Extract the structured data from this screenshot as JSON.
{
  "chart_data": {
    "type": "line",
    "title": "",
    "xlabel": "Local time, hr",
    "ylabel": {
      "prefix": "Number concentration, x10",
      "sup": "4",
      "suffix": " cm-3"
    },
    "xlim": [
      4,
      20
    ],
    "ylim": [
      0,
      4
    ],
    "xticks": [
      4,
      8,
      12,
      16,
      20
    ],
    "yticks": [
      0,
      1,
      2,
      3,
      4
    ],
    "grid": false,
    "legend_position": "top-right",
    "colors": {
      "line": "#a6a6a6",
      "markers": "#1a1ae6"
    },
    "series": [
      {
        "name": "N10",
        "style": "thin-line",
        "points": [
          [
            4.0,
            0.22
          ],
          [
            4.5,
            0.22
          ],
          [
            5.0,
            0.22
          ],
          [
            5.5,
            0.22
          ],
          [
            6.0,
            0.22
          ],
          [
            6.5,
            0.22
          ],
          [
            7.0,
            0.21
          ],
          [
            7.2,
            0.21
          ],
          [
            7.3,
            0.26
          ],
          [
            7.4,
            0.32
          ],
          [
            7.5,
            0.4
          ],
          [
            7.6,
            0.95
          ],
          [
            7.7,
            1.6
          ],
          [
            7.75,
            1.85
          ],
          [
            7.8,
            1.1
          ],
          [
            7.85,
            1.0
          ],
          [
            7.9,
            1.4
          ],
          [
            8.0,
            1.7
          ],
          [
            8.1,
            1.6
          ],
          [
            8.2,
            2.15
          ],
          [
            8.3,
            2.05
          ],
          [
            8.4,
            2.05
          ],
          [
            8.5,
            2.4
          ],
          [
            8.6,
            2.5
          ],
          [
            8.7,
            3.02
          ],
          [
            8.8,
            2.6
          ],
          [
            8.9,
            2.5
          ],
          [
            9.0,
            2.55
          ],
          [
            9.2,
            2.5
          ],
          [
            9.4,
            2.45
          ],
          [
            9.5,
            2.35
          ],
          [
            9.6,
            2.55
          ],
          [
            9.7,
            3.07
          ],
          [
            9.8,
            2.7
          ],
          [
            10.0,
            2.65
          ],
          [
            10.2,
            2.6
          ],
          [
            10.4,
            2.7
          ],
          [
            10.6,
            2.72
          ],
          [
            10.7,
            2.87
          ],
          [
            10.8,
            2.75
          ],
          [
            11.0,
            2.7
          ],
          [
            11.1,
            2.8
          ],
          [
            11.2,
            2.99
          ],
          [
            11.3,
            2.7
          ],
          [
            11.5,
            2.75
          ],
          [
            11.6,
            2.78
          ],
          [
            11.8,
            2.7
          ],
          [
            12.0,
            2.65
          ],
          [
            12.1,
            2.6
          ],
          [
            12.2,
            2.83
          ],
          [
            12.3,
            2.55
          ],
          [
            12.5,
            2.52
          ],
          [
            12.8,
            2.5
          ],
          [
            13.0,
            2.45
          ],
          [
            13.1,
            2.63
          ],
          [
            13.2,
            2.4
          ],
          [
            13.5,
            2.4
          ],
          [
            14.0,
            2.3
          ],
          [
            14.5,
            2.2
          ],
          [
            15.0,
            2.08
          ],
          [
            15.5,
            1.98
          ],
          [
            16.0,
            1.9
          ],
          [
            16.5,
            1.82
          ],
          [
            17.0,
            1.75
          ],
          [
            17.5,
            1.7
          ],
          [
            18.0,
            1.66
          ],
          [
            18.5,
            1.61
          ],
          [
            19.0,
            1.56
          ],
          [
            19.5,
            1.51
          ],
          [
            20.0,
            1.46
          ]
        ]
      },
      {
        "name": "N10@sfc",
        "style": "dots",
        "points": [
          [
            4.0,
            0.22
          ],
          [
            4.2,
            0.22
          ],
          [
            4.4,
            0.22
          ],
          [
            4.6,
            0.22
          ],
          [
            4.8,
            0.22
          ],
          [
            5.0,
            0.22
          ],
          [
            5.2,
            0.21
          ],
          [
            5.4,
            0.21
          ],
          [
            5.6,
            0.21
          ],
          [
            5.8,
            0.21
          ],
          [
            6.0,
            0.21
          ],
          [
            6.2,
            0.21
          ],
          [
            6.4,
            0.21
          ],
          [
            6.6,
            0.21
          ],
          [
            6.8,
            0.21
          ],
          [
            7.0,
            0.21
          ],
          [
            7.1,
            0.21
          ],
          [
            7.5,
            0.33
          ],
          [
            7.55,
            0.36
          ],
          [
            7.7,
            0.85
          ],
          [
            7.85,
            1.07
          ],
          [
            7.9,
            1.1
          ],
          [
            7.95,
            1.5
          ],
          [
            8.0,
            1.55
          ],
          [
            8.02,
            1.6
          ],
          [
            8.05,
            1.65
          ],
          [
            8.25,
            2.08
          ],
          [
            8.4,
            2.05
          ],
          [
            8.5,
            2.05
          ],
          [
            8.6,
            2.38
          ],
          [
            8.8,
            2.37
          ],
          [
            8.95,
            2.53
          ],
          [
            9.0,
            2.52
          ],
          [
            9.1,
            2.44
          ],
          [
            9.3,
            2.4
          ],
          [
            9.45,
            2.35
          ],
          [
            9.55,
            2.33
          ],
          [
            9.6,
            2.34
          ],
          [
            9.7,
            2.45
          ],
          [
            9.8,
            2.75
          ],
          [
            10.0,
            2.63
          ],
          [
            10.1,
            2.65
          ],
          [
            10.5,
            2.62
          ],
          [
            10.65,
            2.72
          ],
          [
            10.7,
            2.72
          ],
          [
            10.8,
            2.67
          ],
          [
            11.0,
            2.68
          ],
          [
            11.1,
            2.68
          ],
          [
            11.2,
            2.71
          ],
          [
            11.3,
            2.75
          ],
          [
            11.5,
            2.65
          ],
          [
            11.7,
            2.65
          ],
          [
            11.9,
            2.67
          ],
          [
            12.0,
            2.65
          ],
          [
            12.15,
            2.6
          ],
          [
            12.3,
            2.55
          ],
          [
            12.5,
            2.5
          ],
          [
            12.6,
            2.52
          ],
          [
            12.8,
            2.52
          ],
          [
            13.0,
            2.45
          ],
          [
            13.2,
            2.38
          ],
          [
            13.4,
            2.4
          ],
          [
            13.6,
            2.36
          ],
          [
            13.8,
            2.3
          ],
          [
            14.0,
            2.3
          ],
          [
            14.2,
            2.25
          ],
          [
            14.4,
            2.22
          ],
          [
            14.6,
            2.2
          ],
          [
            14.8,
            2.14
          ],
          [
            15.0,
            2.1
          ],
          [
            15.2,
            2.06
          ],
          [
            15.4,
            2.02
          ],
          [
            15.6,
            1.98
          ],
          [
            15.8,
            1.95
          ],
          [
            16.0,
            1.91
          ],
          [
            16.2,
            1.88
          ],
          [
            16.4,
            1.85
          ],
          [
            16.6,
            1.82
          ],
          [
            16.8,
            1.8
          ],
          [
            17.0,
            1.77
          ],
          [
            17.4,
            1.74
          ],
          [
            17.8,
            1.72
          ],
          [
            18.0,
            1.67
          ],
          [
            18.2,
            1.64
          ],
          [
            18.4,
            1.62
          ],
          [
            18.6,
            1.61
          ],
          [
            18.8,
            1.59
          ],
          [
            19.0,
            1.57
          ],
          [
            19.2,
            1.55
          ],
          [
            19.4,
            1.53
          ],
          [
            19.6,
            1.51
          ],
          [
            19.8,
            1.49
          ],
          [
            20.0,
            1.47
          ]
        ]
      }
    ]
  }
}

PROBLEM =>
Each line of the material should be echoed exactly.

TASK SOLUTION =>
Extract the structured data from this screenshot as JSON.
{
  "chart_data": {
    "type": "line",
    "title": "",
    "xlabel": "Local time, hr",
    "ylabel": {
      "prefix": "Number concentration, x10",
      "sup": "4",
      "suffix": " cm-3"
    },
    "xlim": [
      4,
      20
    ],
    "ylim": [
      0,
      4
    ],
    "xticks": [
      4,
      8,
      12,
      16,
      20
    ],
    "yticks": [
      0,
      1,
      2,
      3,
      4
    ],
    "grid": false,
    "legend_position": "top-right",
    "colors": {
      "line": "#a6a6a6",
      "markers": "#1a1ae6"
    },
    "series": [
      {
        "name": "N10",
        "style": "thin-line",
        "points": [
          [
            4.0,
            0.22
          ],
          [
            4.5,
            0.22
          ],
          [
            5.0,
            0.22
          ],
          [
            5.5,
            0.22
          ],
          [
            6.0,
            0.22
          ],
          [
            6.5,
            0.22
          ],
          [
            7.0,
            0.21
          ],
          [
            7.2,
            0.21
          ],
          [
            7.3,
            0.26
          ],
          [
            7.4,
            0.32
          ],
          [
            7.5,
            0.4
          ],
          [
            7.6,
            0.95
          ],
          [
            7.7,
            1.6
          ],
          [
            7.75,
            1.85
          ],
          [
            7.8,
            1.1
          ],
          [
            7.85,
            1.0
          ],
          [
            7.9,
            1.4
          ],
          [
            8.0,
            1.7
          ],
          [
            8.1,
            1.6
          ],
          [
            8.2,
            2.15
          ],
          [
            8.3,
            2.05
          ],
          [
            8.4,
            2.05
          ],
          [
            8.5,
            2.4
          ],
          [
            8.6,
            2.5
          ],
          [
            8.7,
            3.02
          ],
          [
            8.8,
            2.6
          ],
          [
            8.9,
            2.5
          ],
          [
            9.0,
            2.55
          ],
          [
            9.2,
            2.5
          ],
          [
            9.4,
            2.45
          ],
          [
            9.5,
            2.35
          ],
          [
            9.6,
            2.55
          ],
          [
            9.7,
            3.07
          ],
          [
            9.8,
            2.7
          ],
          [
            10.0,
            2.65
          ],
          [
            10.2,
            2.6
          ],
          [
            10.4,
            2.7
          ],
          [
            10.6,
            2.72
          ],
          [
            10.7,
            2.87
          ],
          [
            10.8,
            2.75
          ],
          [
            11.0,
            2.7
          ],
          [
            11.1,
            2.8
          ],
          [
            11.2,
            2.99
          ],
          [
            11.3,
            2.7
          ],
          [
            11.5,
            2.75
          ],
          [
            11.6,
            2.78
          ],
          [
            11.8,
            2.7
          ],
          [
            12.0,
            2.65
          ],
          [
            12.1,
            2.6
          ],
          [
            12.2,
            2.83
          ],
          [
            12.3,
            2.55
          ],
          [
            12.5,
            2.52
          ],
          [
            12.8,
            2.5
          ],
          [
            13.0,
            2.45
          ],
          [
            13.1,
            2.63
          ],
          [
            13.2,
            2.4
          ],
          [
            13.5,
            2.4
          ],
          [
            14.0,
            2.3
          ],
          [
            14.5,
            2.2
          ],
          [
            15.0,
            2.08
          ],
          [
            15.5,
            1.98
          ],
          [
            16.0,
            1.9
          ],
          [
            16.5,
            1.82
          ],
          [
            17.0,
            1.75
          ],
          [
            17.5,
            1.7
          ],
          [
            18.0,
            1.66
          ],
          [
            18.5,
            1.61
          ],
          [
            19.0,
            1.56
          ],
          [
            19.5,
            1.51
          ],
          [
            20.0,
            1.46
          ]
        ]
      },
      {
        "name": "N10@sfc",
        "style": "dots",
        "points": [
          [
            4.0,
            0.22
          ],
          [
            4.2,
            0.22
          ],
          [
            4.4,
            0.22
          ],
          [
            4.6,
            0.22
          ],
          [
            4.8,
            0.22
          ],
          [
            5.0,
            0.22
          ],
          [
            5.2,
            0.21
          ],
          [
            5.4,
            0.21
          ],
          [
            5.6,
            0.21
          ],
          [
            5.8,
            0.21
          ],
          [
            6.0,
            0.21
          ],
          [
            6.2,
            0.21
          ],
          [
            6.4,
            0.21
          ],
          [
            6.6,
            0.21
          ],
          [
            6.8,
            0.21
          ],
          [
            7.0,
            0.21
          ],
          [
            7.1,
            0.21
          ],
          [
            7.5,
            0.33
          ],
          [
            7.55,
            0.36
          ],
          [
            7.7,
            0.85
          ],
          [
            7.85,
            1.07
          ],
          [
            7.9,
            1.1
          ],
          [
            7.95,
            1.5
          ],
          [
            8.0,
            1.55
          ],
          [
            8.02,
            1.6
          ],
          [
            8.05,
            1.65
          ],
          [
            8.25,
            2.08
          ],
          [
            8.4,
            2.05
          ],
          [
            8.5,
            2.05
          ],
          [
            8.6,
            2.38
          ],
          [
            8.8,
            2.37
          ],
          [
            8.95,
            2.53
          ],
          [
            9.0,
            2.52
          ],
          [
            9.1,
            2.44
          ],
          [
            9.3,
            2.4
          ],
          [
            9.45,
            2.35
          ],
          [
            9.55,
            2.33
          ],
          [
            9.6,
            2.34
          ],
          [
            9.7,
            2.45
          ],
          [
            9.8,
            2.75
          ],
          [
            10.0,
            2.63
          ],
          [
            10.1,
            2.65
          ],
          [
            10.5,
            2.62
          ],
          [
            10.65,
            2.72
          ],
          [
            10.7,
            2.72
          ],
          [
            10.8,
            2.67
          ],
          [
            11.0,
            2.68
          ],
          [
            11.1,
            2.68
          ],
          [
            11.2,
            2.71
          ],
          [
            11.3,
            2.75
          ],
          [
            11.5,
            2.65
          ],
          [
            11.7,
            2.65
          ],
          [
            11.9,
            2.67
          ],
          [
            12.0,
            2.65
          ],
          [
            12.15,
            2.6
          ],
          [
            12.3,
            2.55
          ],
          [
            12.5,
            2.5
          ],
          [
            12.6,
            2.52
          ],
          [
            12.8,
            2.52
          ],
          [
            13.0,
            2.45
          ],
          [
            13.2,
            2.38
          ],
          [
            13.4,
            2.4
          ],
          [
            13.6,
            2.36
          ],
          [
            13.8,
            2.3
          ],
          [
            14.0,
            2.3
          ],
          [
            14.2,
            2.25
          ],
          [
            14.4,
            2.22
          ],
          [
            14.6,
            2.2
          ],
          [
            14.8,
            2.14
          ],
          [
            15.0,
            2.1
          ],
          [
            15.2,
            2.06
          ],
          [
            15.4,
            2.02
          ],
          [
            15.6,
            1.98
          ],
          [
            15.8,
            1.95
          ],
          [
            16.0,
            1.91
          ],
          [
            16.2,
            1.88
          ],
          [
            16.4,
            1.85
          ],
          [
            16.6,
            1.82
          ],
          [
            16.8,
            1.8
          ],
          [
            17.0,
            1.77
          ],
          [
            17.4,
            1.74
          ],
          [
            17.8,
            1.72
          ],
          [
            18.0,
            1.67
          ],
          [
            18.2,
            1.64
          ],
          [
            18.4,
            1.62
          ],
          [
            18.6,
            1.61
          ],
          [
            18.8,
            1.59
          ],
          [
            19.0,
            1.57
          ],
          [
            19.2,
            1.55
          ],
          [
            19.4,
            1.53
          ],
          [
            19.6,
            1.51
          ],
          [
            19.8,
            1.49
          ],
          [
            20.0,
            1.47
          ]
        ]
      }
    ]
  }
}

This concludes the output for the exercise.